Your task is to extract every entry that follows word for word while excluding the pictures.

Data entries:
"""
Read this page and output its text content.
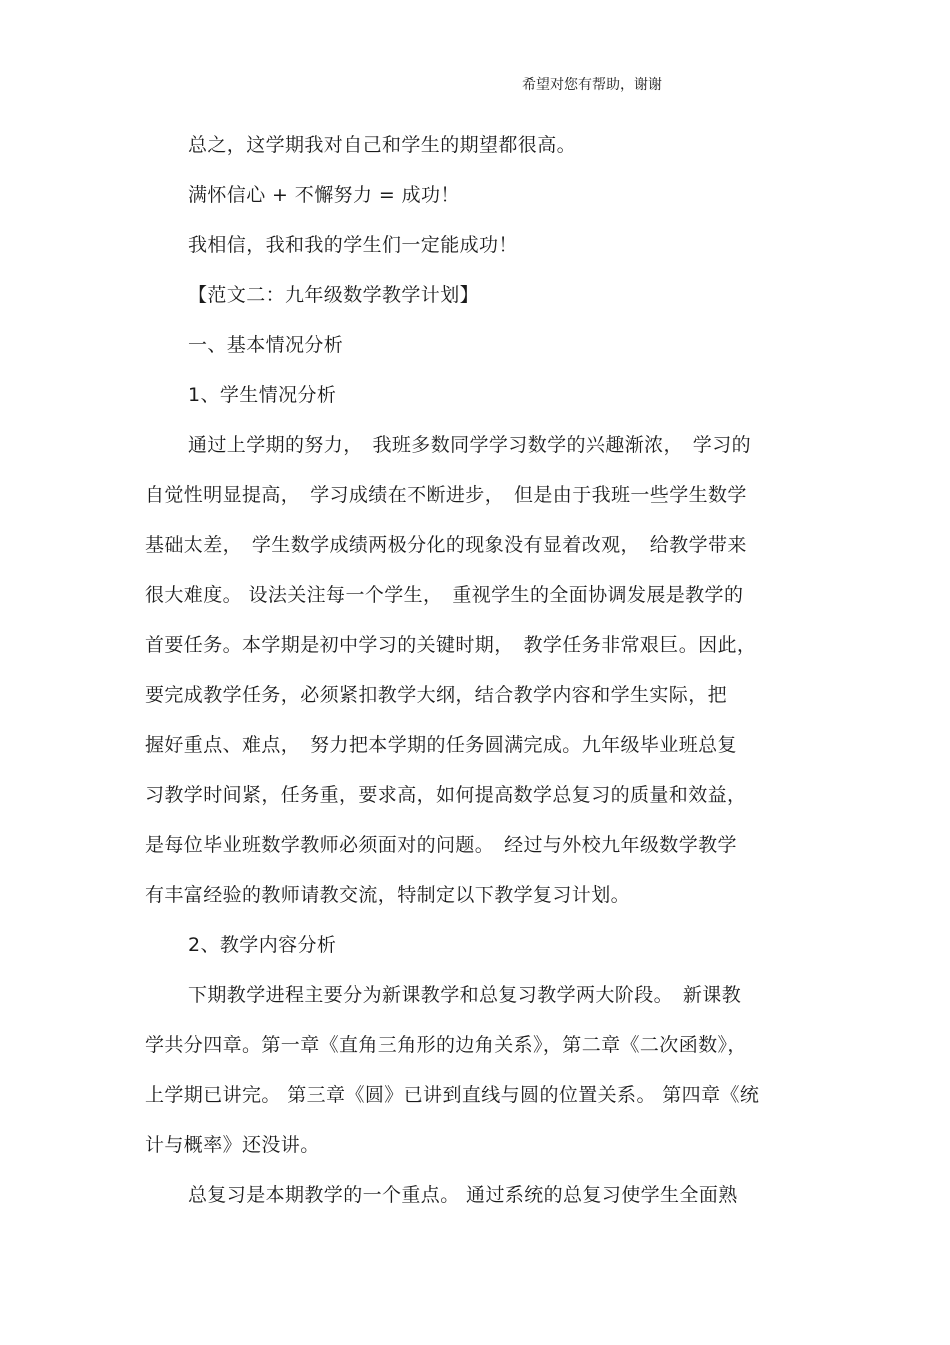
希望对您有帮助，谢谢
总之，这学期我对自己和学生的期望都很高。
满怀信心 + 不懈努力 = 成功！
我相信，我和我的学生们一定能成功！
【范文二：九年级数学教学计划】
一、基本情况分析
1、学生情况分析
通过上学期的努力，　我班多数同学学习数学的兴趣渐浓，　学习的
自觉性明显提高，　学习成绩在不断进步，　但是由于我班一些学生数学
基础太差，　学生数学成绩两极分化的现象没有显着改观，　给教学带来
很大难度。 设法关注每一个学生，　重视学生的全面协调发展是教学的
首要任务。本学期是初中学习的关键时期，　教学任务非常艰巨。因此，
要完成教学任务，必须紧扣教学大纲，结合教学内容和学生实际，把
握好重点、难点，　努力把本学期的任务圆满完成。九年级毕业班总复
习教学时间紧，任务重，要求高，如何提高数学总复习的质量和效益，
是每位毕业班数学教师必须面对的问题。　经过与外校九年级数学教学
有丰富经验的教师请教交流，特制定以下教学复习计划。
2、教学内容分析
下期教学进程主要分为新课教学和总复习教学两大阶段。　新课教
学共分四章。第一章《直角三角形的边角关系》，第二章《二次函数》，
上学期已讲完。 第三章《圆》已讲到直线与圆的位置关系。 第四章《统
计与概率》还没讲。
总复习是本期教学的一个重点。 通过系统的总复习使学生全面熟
"""
Full answer »
Read this page and output its text content.
希望对您有帮助，谢谢
总之，这学期我对自己和学生的期望都很高。
满怀信心 + 不懈努力 = 成功！
我相信，我和我的学生们一定能成功！
【范文二：九年级数学教学计划】
一、基本情况分析
1、学生情况分析
通过上学期的努力，　我班多数同学学习数学的兴趣渐浓，　学习的
自觉性明显提高，　学习成绩在不断进步，　但是由于我班一些学生数学
基础太差，　学生数学成绩两极分化的现象没有显着改观，　给教学带来
很大难度。 设法关注每一个学生，　重视学生的全面协调发展是教学的
首要任务。本学期是初中学习的关键时期，　教学任务非常艰巨。因此，
要完成教学任务，必须紧扣教学大纲，结合教学内容和学生实际，把
握好重点、难点，　努力把本学期的任务圆满完成。九年级毕业班总复
习教学时间紧，任务重，要求高，如何提高数学总复习的质量和效益，
是每位毕业班数学教师必须面对的问题。　经过与外校九年级数学教学
有丰富经验的教师请教交流，特制定以下教学复习计划。
2、教学内容分析
下期教学进程主要分为新课教学和总复习教学两大阶段。　新课教
学共分四章。第一章《直角三角形的边角关系》，第二章《二次函数》，
上学期已讲完。 第三章《圆》已讲到直线与圆的位置关系。 第四章《统
计与概率》还没讲。
总复习是本期教学的一个重点。 通过系统的总复习使学生全面熟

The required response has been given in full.